> _Extrait de page_:
============================================================
Villehardouin a pris part aux conseils de l’expédition, cela est vrai ; il en a été un des chefs, un des diplomates, un des orateurs : faut-il conclure de là qu’il ait été toujours bien instruit? Ce n’était pas dans les conseils officiels qu’on dévoilait les desseins personnels et les trames secrètes. A-t-il connu les informations qui transpiraient dans les différens groupes du commun de l’armée, et, s’il les a connues, a-t-il été bien disposé par ses diverses situations à les interpréter comme il convenait ?

Il faut, si l’on veut se faire une idée juste de la confiance que méritent ses récits, les comparer avec les témoignages d’Innocent III, avec ceux des autres narrateurs contemporains de la quatrième croisade, Ernoul, Günther de Pairis, Robert de Clari.
============================================================
> _Travail à faire_:
- a) Répondez brièvement à ces questions sur le texte consacré à Villehardouin :
(i) Quels trois rôles Villehardouin a-t-il tenus dans l’expédition ?
(ii) Dans quelles réunions ne dévoilait-on pas les desseins personnels et les trames secrètes ?
(iii) Quels narrateurs contemporains de la quatrième croisade sont nommés ?
- b) Poursuivez le texte consacré à Villehardouin après sa dernière phrase.

> _Données disponibles_:
============================================================
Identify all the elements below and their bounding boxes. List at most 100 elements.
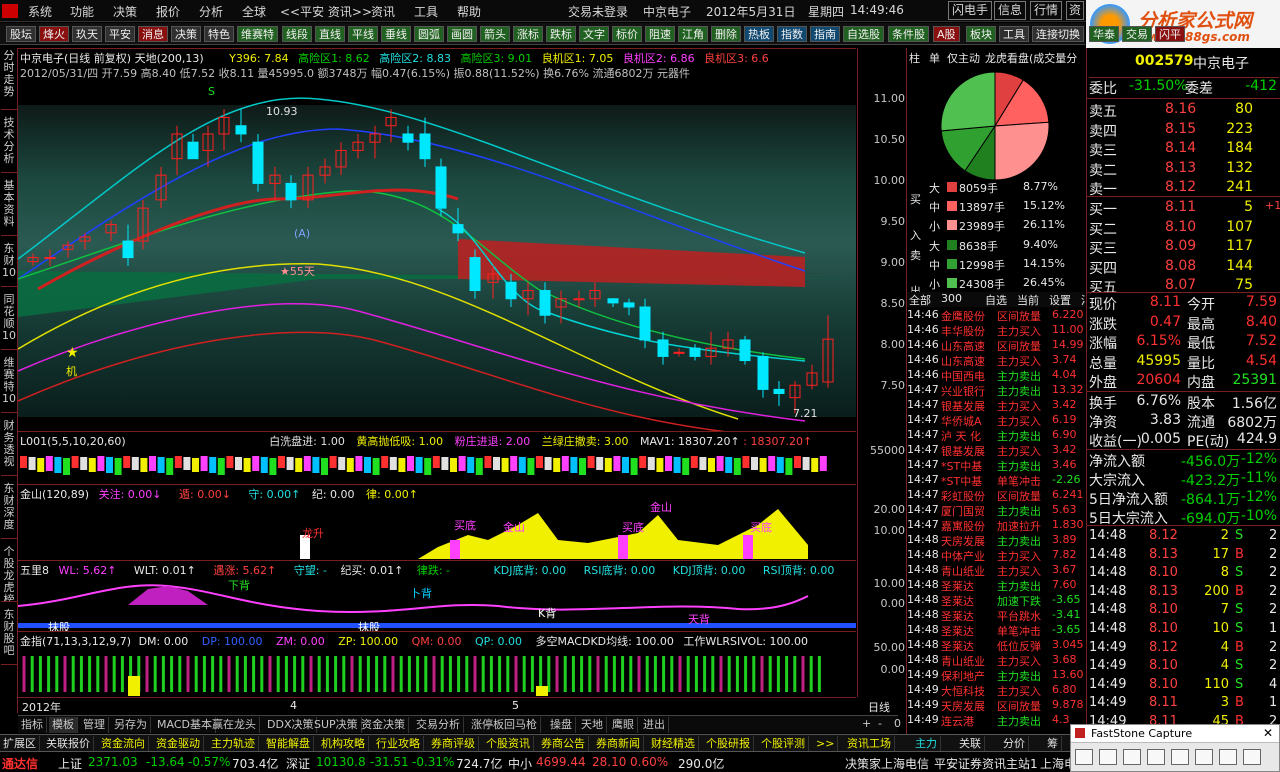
============================================================
> _Réponses rédigées_:
- a)
(i) Il en a été un des chefs, un des diplomates et un des orateurs.
(ii) Dans les conseils officiels.
(iii) Ernoul, Günther de Pairis et Robert de Clari.

- b)
Cette comparaison conduirait à d’heureuses rencontres. Peut-être jugera-t-on que Robert de Clari, par exemple, dont M. Riant a retrouvé le très précieux texte[1], rivalise presque avec le maréchal de Champagne pour l’intérêt historique et pour l’intérêt littéraire à la fois. Il nous informe et nous touche ; avec son « ramage » picard, comme il dit, il mériterait d’être compté, ainsi que l’est Villehardouin avec son dialecte champenois, dans l’histoire des premiers et notables efforts de la prose française. Robert de Clari met en relief le rôle actif de Boniface de Montferrat pour le complot contre l’empire grec. Il montre les sentimens des petits chevaliers du « commun de l’ost, » souvent en opposition avec ceux des hauts barons. Il est de ceux qui trouvent que les chefs de la croisade en prennent bien à leur aise quand ils disposent de l’armée, sans l’aveu de tous, pour l’expédition de Zara et puis pour celle de Constantinople. Il est de ceux qui regardent aux parts du butin. Volontiers, comme le soldat de Clovis, il briserait les vases précieux pour faire

  1. M. Riant a fait imprimer, en 1868, une fort belle édition de Robert de Clari, qu’il a retirée ensuite. On en trouvera un texte dans les Chroniques gréco-romaines de Karl Hopf.